WHAT YOU WILL DO:
Could you write out every entry exactly as it stands?

------------------------------------------------

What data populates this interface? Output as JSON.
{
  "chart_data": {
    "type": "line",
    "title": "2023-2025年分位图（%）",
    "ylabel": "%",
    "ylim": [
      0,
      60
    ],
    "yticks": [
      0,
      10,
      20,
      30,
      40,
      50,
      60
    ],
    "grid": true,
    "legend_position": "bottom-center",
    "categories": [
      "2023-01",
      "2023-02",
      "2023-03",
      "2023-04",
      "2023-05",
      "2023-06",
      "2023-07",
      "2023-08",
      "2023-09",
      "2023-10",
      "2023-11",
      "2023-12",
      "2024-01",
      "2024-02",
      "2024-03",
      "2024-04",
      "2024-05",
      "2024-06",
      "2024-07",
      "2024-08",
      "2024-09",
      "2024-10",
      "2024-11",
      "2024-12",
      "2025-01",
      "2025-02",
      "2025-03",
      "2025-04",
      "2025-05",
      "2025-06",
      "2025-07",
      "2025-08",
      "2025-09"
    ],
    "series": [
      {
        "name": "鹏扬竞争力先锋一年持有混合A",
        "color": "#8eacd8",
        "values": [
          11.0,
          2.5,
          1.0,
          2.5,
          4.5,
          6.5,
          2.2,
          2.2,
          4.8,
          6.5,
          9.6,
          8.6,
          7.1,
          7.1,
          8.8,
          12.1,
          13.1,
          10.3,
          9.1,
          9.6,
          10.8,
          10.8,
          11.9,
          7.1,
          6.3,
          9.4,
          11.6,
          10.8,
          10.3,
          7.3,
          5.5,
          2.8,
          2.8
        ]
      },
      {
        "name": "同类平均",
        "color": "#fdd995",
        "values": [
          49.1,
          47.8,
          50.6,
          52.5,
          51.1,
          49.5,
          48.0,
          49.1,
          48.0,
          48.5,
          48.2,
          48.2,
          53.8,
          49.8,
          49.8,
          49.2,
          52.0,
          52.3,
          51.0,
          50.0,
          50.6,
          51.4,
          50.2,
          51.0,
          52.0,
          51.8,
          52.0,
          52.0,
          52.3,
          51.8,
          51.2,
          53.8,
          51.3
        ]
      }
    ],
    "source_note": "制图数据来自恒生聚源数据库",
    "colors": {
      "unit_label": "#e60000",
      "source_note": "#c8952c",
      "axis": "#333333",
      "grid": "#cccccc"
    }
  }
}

------------------------------------------------

ANSWER TO THE TASK:
What data populates this interface? Output as JSON.
{
  "chart_data": {
    "type": "line",
    "title": "2023-2025年分位图（%）",
    "ylabel": "%",
    "ylim": [
      0,
      60
    ],
    "yticks": [
      0,
      10,
      20,
      30,
      40,
      50,
      60
    ],
    "grid": true,
    "legend_position": "bottom-center",
    "categories": [
      "2023-01",
      "2023-02",
      "2023-03",
      "2023-04",
      "2023-05",
      "2023-06",
      "2023-07",
      "2023-08",
      "2023-09",
      "2023-10",
      "2023-11",
      "2023-12",
      "2024-01",
      "2024-02",
      "2024-03",
      "2024-04",
      "2024-05",
      "2024-06",
      "2024-07",
      "2024-08",
      "2024-09",
      "2024-10",
      "2024-11",
      "2024-12",
      "2025-01",
      "2025-02",
      "2025-03",
      "2025-04",
      "2025-05",
      "2025-06",
      "2025-07",
      "2025-08",
      "2025-09"
    ],
    "series": [
      {
        "name": "鹏扬竞争力先锋一年持有混合A",
        "color": "#8eacd8",
        "values": [
          11.0,
          2.5,
          1.0,
          2.5,
          4.5,
          6.5,
          2.2,
          2.2,
          4.8,
          6.5,
          9.6,
          8.6,
          7.1,
          7.1,
          8.8,
          12.1,
          13.1,
          10.3,
          9.1,
          9.6,
          10.8,
          10.8,
          11.9,
          7.1,
          6.3,
          9.4,
          11.6,
          10.8,
          10.3,
          7.3,
          5.5,
          2.8,
          2.8
        ]
      },
      {
        "name": "同类平均",
        "color": "#fdd995",
        "values": [
          49.1,
          47.8,
          50.6,
          52.5,
          51.1,
          49.5,
          48.0,
          49.1,
          48.0,
          48.5,
          48.2,
          48.2,
          53.8,
          49.8,
          49.8,
          49.2,
          52.0,
          52.3,
          51.0,
          50.0,
          50.6,
          51.4,
          50.2,
          51.0,
          52.0,
          51.8,
          52.0,
          52.0,
          52.3,
          51.8,
          51.2,
          53.8,
          51.3
        ]
      }
    ],
    "source_note": "制图数据来自恒生聚源数据库",
    "colors": {
      "unit_label": "#e60000",
      "source_note": "#c8952c",
      "axis": "#333333",
      "grid": "#cccccc"
    }
  }
}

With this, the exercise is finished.